Work to do:
Produce a verbatim copy of the entries listed below.
========
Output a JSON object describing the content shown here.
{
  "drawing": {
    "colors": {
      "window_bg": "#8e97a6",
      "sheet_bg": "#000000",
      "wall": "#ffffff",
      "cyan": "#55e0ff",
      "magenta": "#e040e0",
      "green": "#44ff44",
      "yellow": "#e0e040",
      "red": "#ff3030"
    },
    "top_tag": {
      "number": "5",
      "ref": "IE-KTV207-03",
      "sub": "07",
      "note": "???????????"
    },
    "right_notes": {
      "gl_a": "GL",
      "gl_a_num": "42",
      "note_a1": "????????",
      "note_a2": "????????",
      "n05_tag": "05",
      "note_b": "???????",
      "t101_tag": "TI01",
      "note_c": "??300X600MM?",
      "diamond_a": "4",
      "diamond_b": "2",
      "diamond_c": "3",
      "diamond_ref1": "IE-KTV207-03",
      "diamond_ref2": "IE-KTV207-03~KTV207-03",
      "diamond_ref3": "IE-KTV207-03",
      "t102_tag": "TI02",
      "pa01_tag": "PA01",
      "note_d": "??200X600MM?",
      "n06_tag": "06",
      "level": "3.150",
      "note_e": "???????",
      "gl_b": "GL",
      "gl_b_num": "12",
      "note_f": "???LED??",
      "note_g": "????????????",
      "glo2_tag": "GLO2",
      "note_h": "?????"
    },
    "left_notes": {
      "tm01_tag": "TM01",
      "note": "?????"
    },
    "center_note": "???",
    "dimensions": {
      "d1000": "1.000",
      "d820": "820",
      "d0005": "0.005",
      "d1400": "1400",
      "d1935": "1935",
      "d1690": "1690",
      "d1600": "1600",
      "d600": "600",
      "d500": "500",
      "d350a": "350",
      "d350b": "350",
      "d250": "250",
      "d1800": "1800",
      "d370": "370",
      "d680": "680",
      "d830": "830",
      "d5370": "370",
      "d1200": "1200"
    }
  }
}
========
Final result:
Output a JSON object describing the content shown here.
{
  "drawing": {
    "colors": {
      "window_bg": "#8e97a6",
      "sheet_bg": "#000000",
      "wall": "#ffffff",
      "cyan": "#55e0ff",
      "magenta": "#e040e0",
      "green": "#44ff44",
      "yellow": "#e0e040",
      "red": "#ff3030"
    },
    "top_tag": {
      "number": "5",
      "ref": "IE-KTV207-03",
      "sub": "07",
      "note": "???????????"
    },
    "right_notes": {
      "gl_a": "GL",
      "gl_a_num": "42",
      "note_a1": "????????",
      "note_a2": "????????",
      "n05_tag": "05",
      "note_b": "???????",
      "t101_tag": "TI01",
      "note_c": "??300X600MM?",
      "diamond_a": "4",
      "diamond_b": "2",
      "diamond_c": "3",
      "diamond_ref1": "IE-KTV207-03",
      "diamond_ref2": "IE-KTV207-03~KTV207-03",
      "diamond_ref3": "IE-KTV207-03",
      "t102_tag": "TI02",
      "pa01_tag": "PA01",
      "note_d": "??200X600MM?",
      "n06_tag": "06",
      "level": "3.150",
      "note_e": "???????",
      "gl_b": "GL",
      "gl_b_num": "12",
      "note_f": "???LED??",
      "note_g": "????????????",
      "glo2_tag": "GLO2",
      "note_h": "?????"
    },
    "left_notes": {
      "tm01_tag": "TM01",
      "note": "?????"
    },
    "center_note": "???",
    "dimensions": {
      "d1000": "1.000",
      "d820": "820",
      "d0005": "0.005",
      "d1400": "1400",
      "d1935": "1935",
      "d1690": "1690",
      "d1600": "1600",
      "d600": "600",
      "d500": "500",
      "d350a": "350",
      "d350b": "350",
      "d250": "250",
      "d1800": "1800",
      "d370": "370",
      "d680": "680",
      "d830": "830",
      "d5370": "370",
      "d1200": "1200"
    }
  }
}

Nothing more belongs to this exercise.